** Problem **
Copy out all lines that carry the word "phần".

Items from a dataset:
# # # #
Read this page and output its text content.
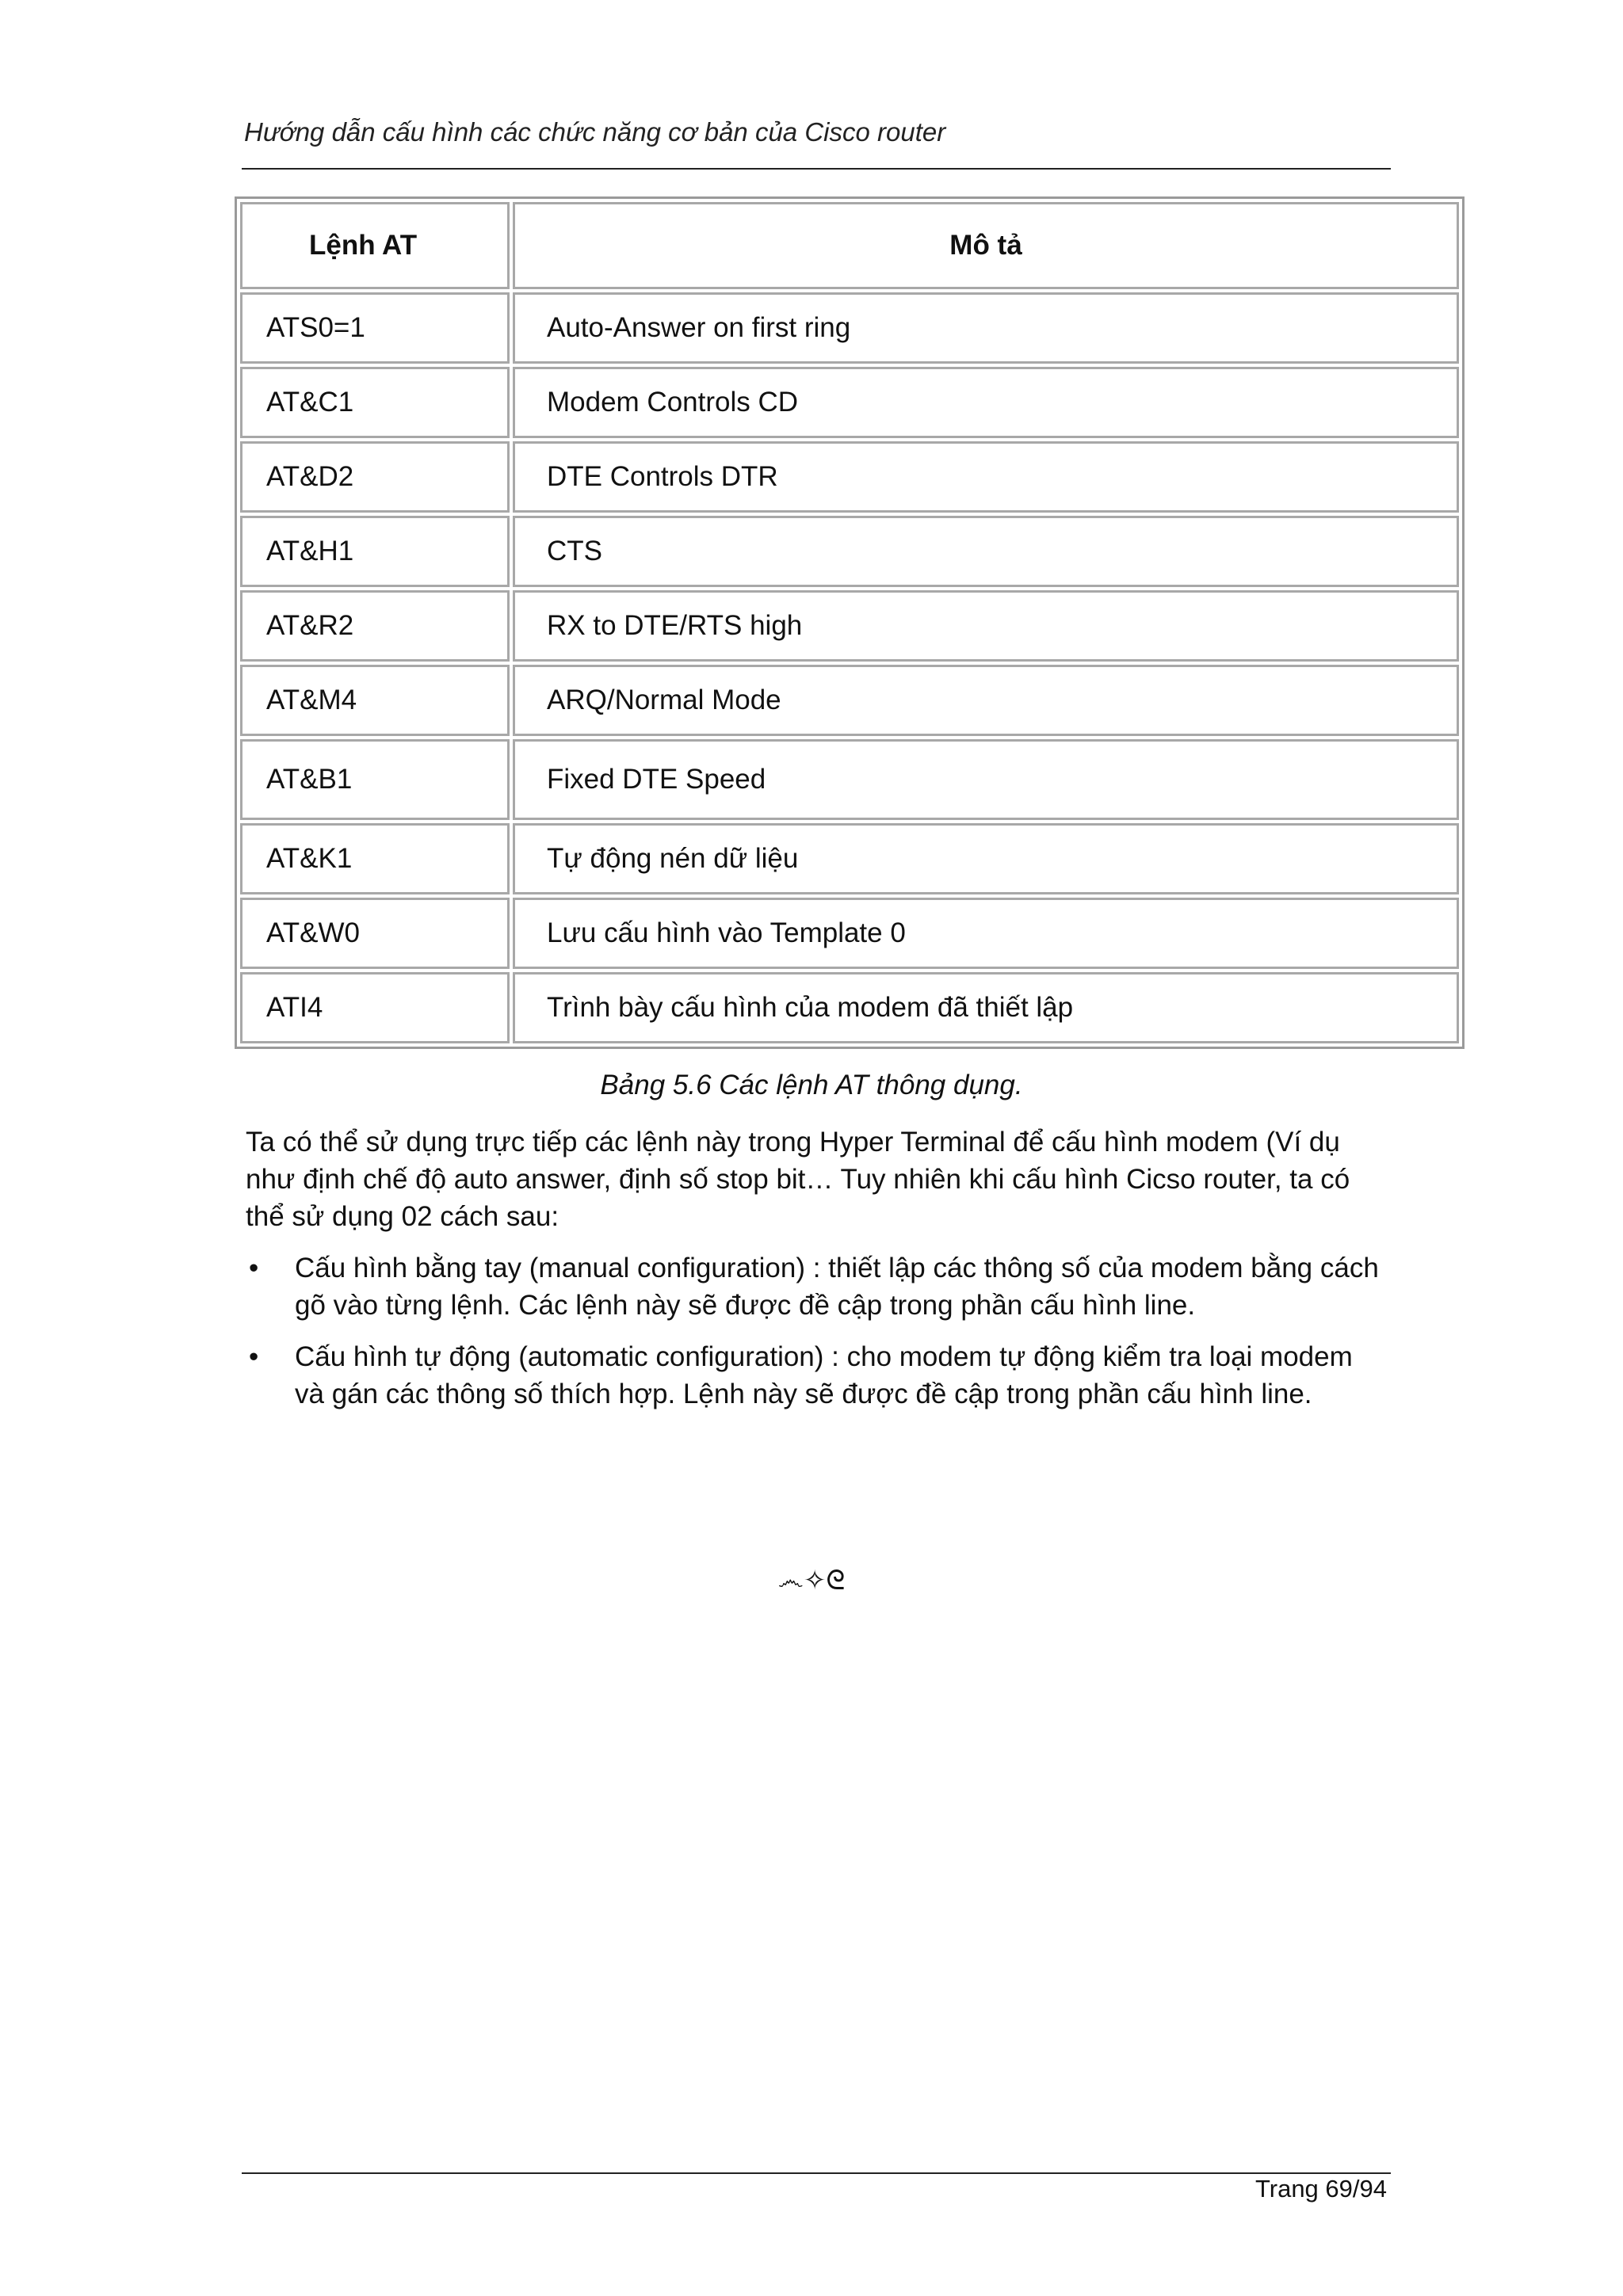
Hướng dẫn cấu hình các chức năng cơ bản của Cisco router
Lệnh AT	Mô tả
ATS0=1	Auto-Answer on first ring
AT&C1	Modem Controls CD
AT&D2	DTE Controls DTR
AT&H1	CTS
AT&R2	RX to DTE/RTS high
AT&M4	ARQ/Normal Mode
AT&B1	Fixed DTE Speed
AT&K1	Tự động nén dữ liệu
AT&W0	Lưu cấu hình vào Template 0
ATI4	Trình bày cấu hình của modem đã thiết lập
Bảng 5.6 Các lệnh AT thông dụng.

Ta có thể sử dụng trực tiếp các lệnh này trong Hyper Terminal để cấu hình modem (Ví dụ như định chế độ auto answer, định số stop bit… Tuy nhiên khi cấu hình Cicso router, ta có thể sử dụng 02 cách sau:

• Cấu hình bằng tay (manual configuration) : thiết lập các thông số của modem bằng cách gõ vào từng lệnh. Các lệnh này sẽ được đề cập trong phần cấu hình line.
• Cấu hình tự động (automatic configuration) : cho modem tự động kiểm tra loại modem và gán các thông số thích hợp. Lệnh này sẽ được đề cập trong phần cấu hình line.
෴✧ᘓ
Trang 69/94
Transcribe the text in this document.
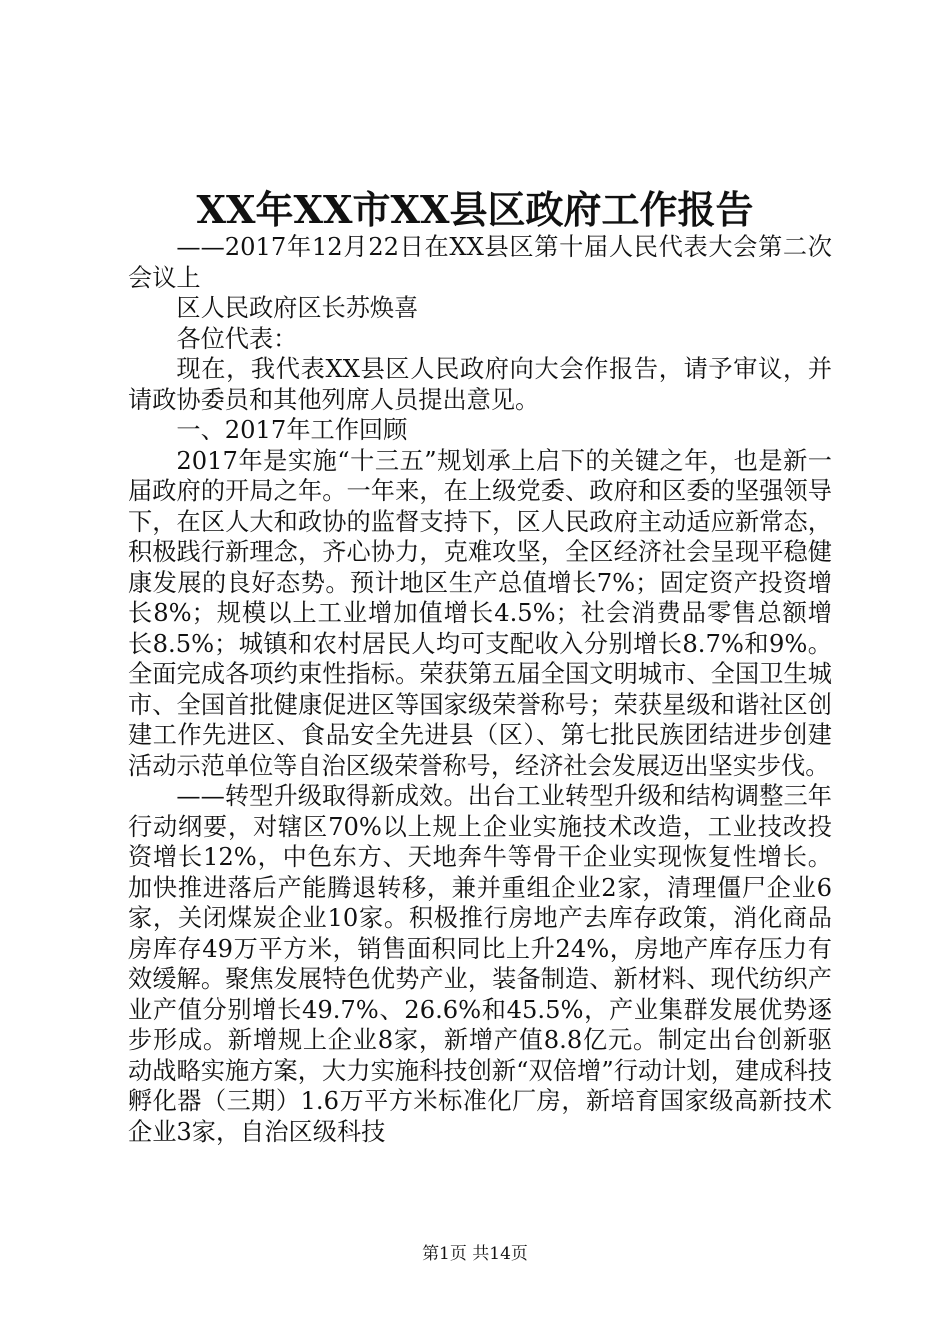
XX年XX市XX县区政府工作报告

——2017年12月22日在XX县区第十届人民代表大会第二次会议上

区人民政府区长苏焕喜

各位代表：

现在，我代表XX县区人民政府向大会作报告，请予审议，并请政协委员和其他列席人员提出意见。

一、2017年工作回顾

2017年是实施“十三五”规划承上启下的关键之年，也是新一届政府的开局之年。一年来，在上级党委、政府和区委的坚强领导下，在区人大和政协的监督支持下，区人民政府主动适应新常态，积极践行新理念，齐心协力，克难攻坚，全区经济社会呈现平稳健康发展的良好态势。预计地区生产总值增长7%；固定资产投资增长8%；规模以上工业增加值增长4.5%；社会消费品零售总额增长8.5%；城镇和农村居民人均可支配收入分别增长8.7%和9%。全面完成各项约束性指标。荣获第五届全国文明城市、全国卫生城市、全国首批健康促进区等国家级荣誉称号；荣获星级和谐社区创建工作先进区、食品安全先进县（区）、第七批民族团结进步创建活动示范单位等自治区级荣誉称号，经济社会发展迈出坚实步伐。

——转型升级取得新成效。出台工业转型升级和结构调整三年行动纲要，对辖区70%以上规上企业实施技术改造，工业技改投资增长12%，中色东方、天地奔牛等骨干企业实现恢复性增长。加快推进落后产能腾退转移，兼并重组企业2家，清理僵尸企业6家，关闭煤炭企业10家。积极推行房地产去库存政策，消化商品房库存49万平方米，销售面积同比上升24%，房地产库存压力有效缓解。聚焦发展特色优势产业，装备制造、新材料、现代纺织产业产值分别增长49.7%、26.6%和45.5%，产业集群发展优势逐步形成。新增规上企业8家，新增产值8.8亿元。制定出台创新驱动战略实施方案，大力实施科技创新“双倍增”行动计划，建成科技孵化器（三期）1.6万平方米标准化厂房，新培育国家级高新技术企业3家，自治区级科技

第1页 共14页
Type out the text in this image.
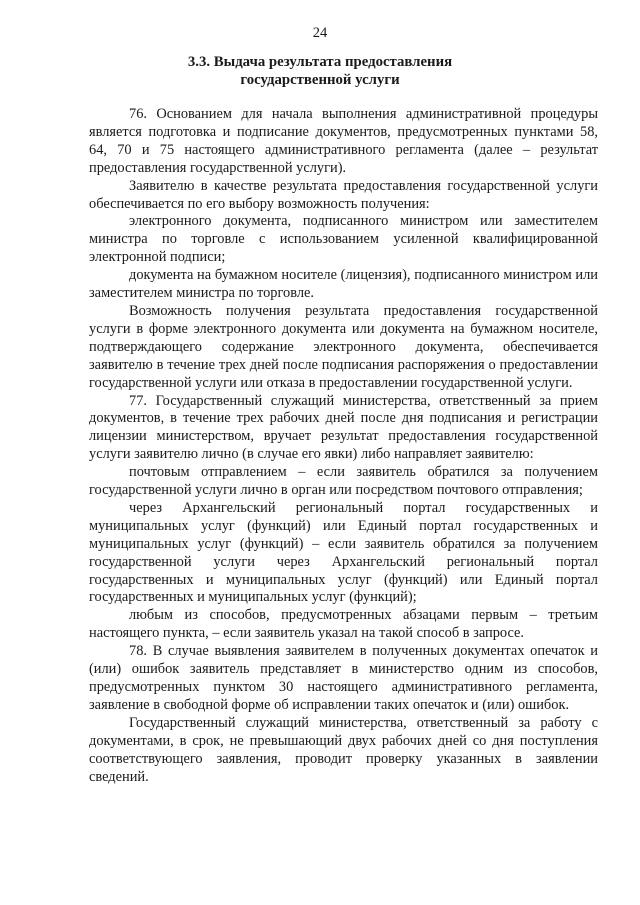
24
3.3. Выдача результата предоставления
государственной услуги

76. Основанием для начала выполнения административной процедуры является подготовка и подписание документов, предусмотренных пунктами 58, 64, 70 и 75 настоящего административного регламента (далее – результат предоставления государственной услуги).

Заявителю в качестве результата предоставления государственной услуги обеспечивается по его выбору возможность получения:

электронного документа, подписанного министром или заместителем министра по торговле с использованием усиленной квалифицированной электронной подписи;

документа на бумажном носителе (лицензия), подписанного министром или заместителем министра по торговле.

Возможность получения результата предоставления государственной услуги в форме электронного документа или документа на бумажном носителе, подтверждающего содержание электронного документа, обеспечивается заявителю в течение трех дней после подписания распоряжения о предоставлении государственной услуги или отказа в предоставлении государственной услуги.

77. Государственный служащий министерства, ответственный за прием документов, в течение трех рабочих дней после дня подписания и регистрации лицензии министерством, вручает результат предоставления государственной услуги заявителю лично (в случае его явки) либо направляет заявителю:

почтовым отправлением – если заявитель обратился за получением государственной услуги лично в орган или посредством почтового отправления;

через Архангельский региональный портал государственных и муниципальных услуг (функций) или Единый портал государственных и муниципальных услуг (функций) – если заявитель обратился за получением государственной услуги через Архангельский региональный портал государственных и муниципальных услуг (функций) или Единый портал государственных и муниципальных услуг (функций);

любым из способов, предусмотренных абзацами первым – третьим настоящего пункта, – если заявитель указал на такой способ в запросе.

78. В случае выявления заявителем в полученных документах опечаток и (или) ошибок заявитель представляет в министерство одним из способов, предусмотренных пунктом 30 настоящего административного регламента, заявление в свободной форме об исправлении таких опечаток и (или) ошибок.

Государственный служащий министерства, ответственный за работу с документами, в срок, не превышающий двух рабочих дней со дня поступления соответствующего заявления, проводит проверку указанных в заявлении сведений.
# # # #
** Answer to this task **
• Cấu hình bằng tay (manual configuration) : thiết lập các thông số của modem bằng cách gõ vào từng lệnh. Các lệnh này sẽ được đề cập trong phần cấu hình line.
• Cấu hình tự động (automatic configuration) : cho modem tự động kiểm tra loại modem và gán các thông số thích hợp. Lệnh này sẽ được đề cập trong phần cấu hình line.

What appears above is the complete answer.